Word for word, transcribe every line from the one holding "What does this" through the end of the records, but not the pictures.

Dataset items
○ ○ ○ ○ ○ ○ ○

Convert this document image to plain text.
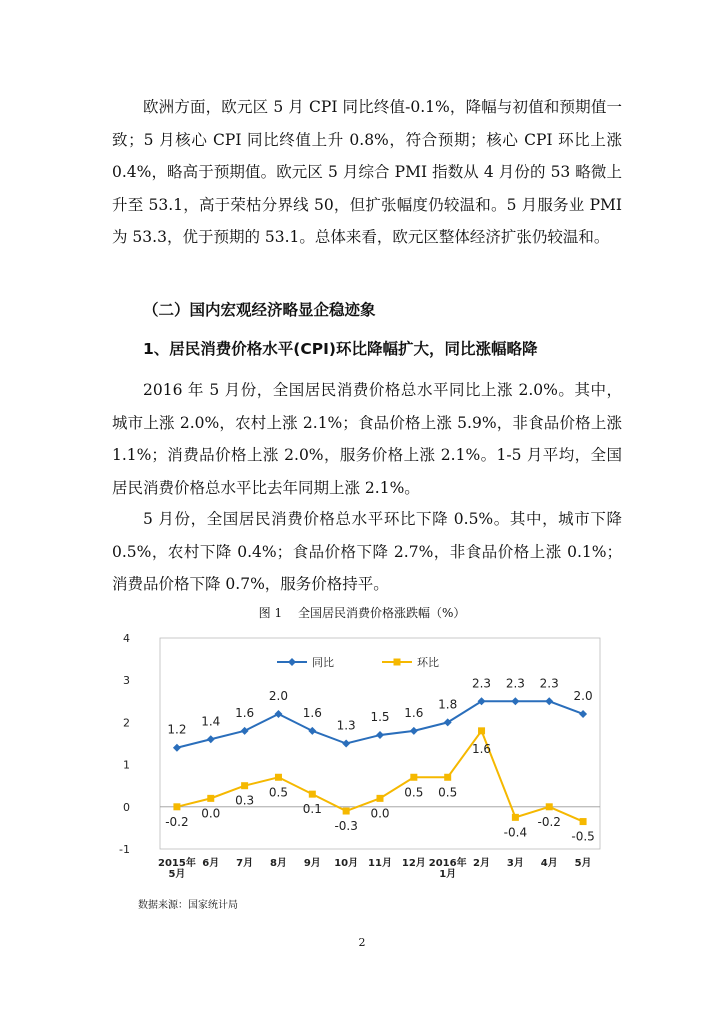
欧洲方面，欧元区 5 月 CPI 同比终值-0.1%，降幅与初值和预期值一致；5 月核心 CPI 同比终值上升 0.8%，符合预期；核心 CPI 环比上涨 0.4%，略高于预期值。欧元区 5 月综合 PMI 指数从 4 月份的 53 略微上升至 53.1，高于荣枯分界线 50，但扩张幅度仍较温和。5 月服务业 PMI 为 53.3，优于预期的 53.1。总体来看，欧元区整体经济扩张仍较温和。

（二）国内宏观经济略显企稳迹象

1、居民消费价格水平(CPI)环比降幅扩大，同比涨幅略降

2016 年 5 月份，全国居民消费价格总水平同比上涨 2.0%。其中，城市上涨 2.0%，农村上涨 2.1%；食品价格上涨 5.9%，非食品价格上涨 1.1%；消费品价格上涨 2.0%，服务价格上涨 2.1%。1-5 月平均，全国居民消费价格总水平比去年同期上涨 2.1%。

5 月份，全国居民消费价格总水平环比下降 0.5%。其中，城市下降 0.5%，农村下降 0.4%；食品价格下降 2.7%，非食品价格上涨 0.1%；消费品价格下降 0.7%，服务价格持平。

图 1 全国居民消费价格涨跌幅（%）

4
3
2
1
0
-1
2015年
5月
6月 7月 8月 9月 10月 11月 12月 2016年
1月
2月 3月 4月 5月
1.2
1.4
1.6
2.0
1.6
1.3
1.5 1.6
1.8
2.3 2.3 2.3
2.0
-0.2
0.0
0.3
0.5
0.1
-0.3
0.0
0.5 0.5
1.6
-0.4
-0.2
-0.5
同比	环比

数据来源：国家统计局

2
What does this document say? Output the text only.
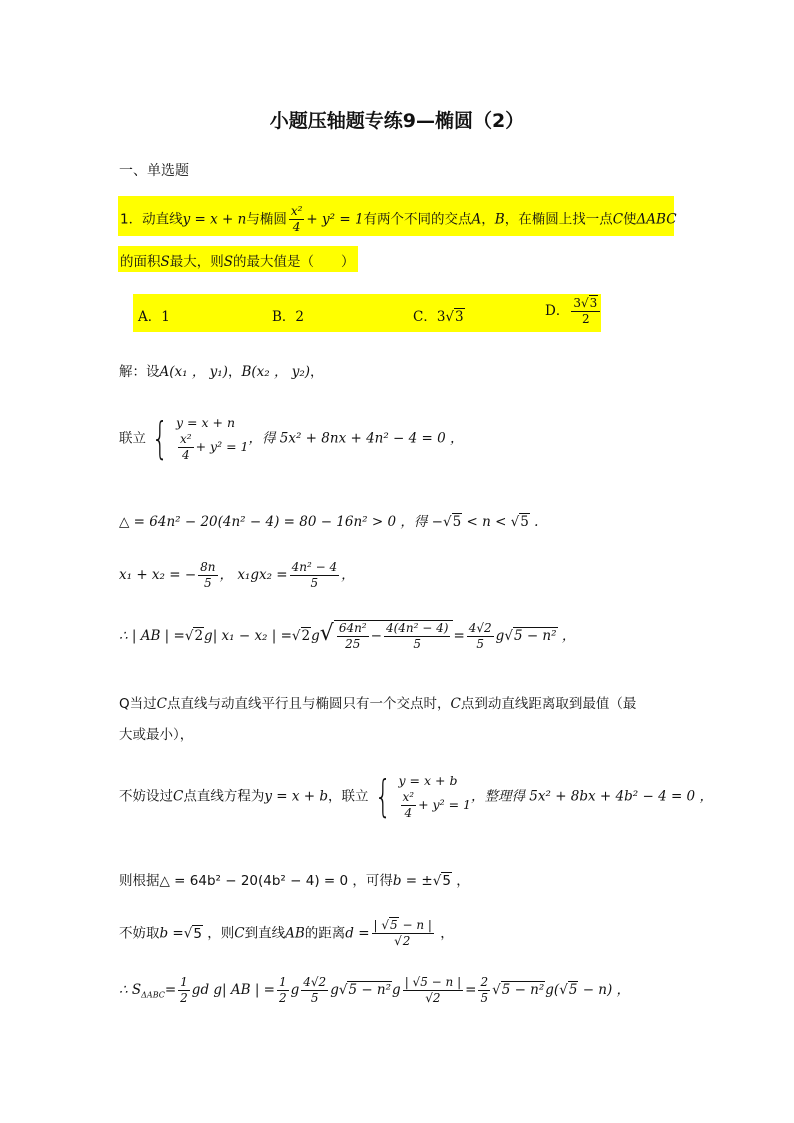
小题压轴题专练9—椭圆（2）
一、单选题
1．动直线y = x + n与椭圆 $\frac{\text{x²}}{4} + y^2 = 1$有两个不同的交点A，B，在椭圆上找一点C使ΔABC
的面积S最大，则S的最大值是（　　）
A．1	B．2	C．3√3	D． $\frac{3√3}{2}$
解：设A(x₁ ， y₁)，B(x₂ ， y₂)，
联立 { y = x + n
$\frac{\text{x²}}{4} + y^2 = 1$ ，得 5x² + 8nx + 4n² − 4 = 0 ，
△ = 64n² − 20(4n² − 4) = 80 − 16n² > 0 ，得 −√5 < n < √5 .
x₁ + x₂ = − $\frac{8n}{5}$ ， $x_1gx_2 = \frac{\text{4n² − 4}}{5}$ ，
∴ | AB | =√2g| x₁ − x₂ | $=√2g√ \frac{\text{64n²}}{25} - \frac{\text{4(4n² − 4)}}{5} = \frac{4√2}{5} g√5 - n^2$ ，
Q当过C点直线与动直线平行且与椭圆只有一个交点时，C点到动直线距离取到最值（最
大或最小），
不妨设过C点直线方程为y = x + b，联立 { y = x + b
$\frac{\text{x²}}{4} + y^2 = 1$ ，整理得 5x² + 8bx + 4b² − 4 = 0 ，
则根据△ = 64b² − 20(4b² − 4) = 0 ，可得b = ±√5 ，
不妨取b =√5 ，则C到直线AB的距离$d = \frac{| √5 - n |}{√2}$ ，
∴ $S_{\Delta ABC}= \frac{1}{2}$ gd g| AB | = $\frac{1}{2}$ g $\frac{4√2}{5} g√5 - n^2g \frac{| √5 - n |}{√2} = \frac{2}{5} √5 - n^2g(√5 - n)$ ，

○ ○ ○ ○ ○ ○ ○

▶ [Task response]:
What does this document say? Output the text only.
小题压轴题专练9—椭圆（2）
一、单选题
1．动直线y = x + n与椭圆 $\frac{\text{x²}}{4} + y^2 = 1$有两个不同的交点A，B，在椭圆上找一点C使ΔABC
的面积S最大，则S的最大值是（　　）
A．1	B．2	C．3√3	D． $\frac{3√3}{2}$
解：设A(x₁ ， y₁)，B(x₂ ， y₂)，
联立 { y = x + n
$\frac{\text{x²}}{4} + y^2 = 1$ ，得 5x² + 8nx + 4n² − 4 = 0 ，
△ = 64n² − 20(4n² − 4) = 80 − 16n² > 0 ，得 −√5 < n < √5 .
x₁ + x₂ = − $\frac{8n}{5}$ ， $x_1gx_2 = \frac{\text{4n² − 4}}{5}$ ，
∴ | AB | =√2g| x₁ − x₂ | $=√2g√ \frac{\text{64n²}}{25} - \frac{\text{4(4n² − 4)}}{5} = \frac{4√2}{5} g√5 - n^2$ ，
Q当过C点直线与动直线平行且与椭圆只有一个交点时，C点到动直线距离取到最值（最
大或最小），
不妨设过C点直线方程为y = x + b，联立 { y = x + b
$\frac{\text{x²}}{4} + y^2 = 1$ ，整理得 5x² + 8bx + 4b² − 4 = 0 ，
则根据△ = 64b² − 20(4b² − 4) = 0 ，可得b = ±√5 ，
不妨取b =√5 ，则C到直线AB的距离$d = \frac{| √5 - n |}{√2}$ ，
∴ $S_{\Delta ABC}= \frac{1}{2}$ gd g| AB | = $\frac{1}{2}$ g $\frac{4√2}{5} g√5 - n^2g \frac{| √5 - n |}{√2} = \frac{2}{5} √5 - n^2g(√5 - n)$ ，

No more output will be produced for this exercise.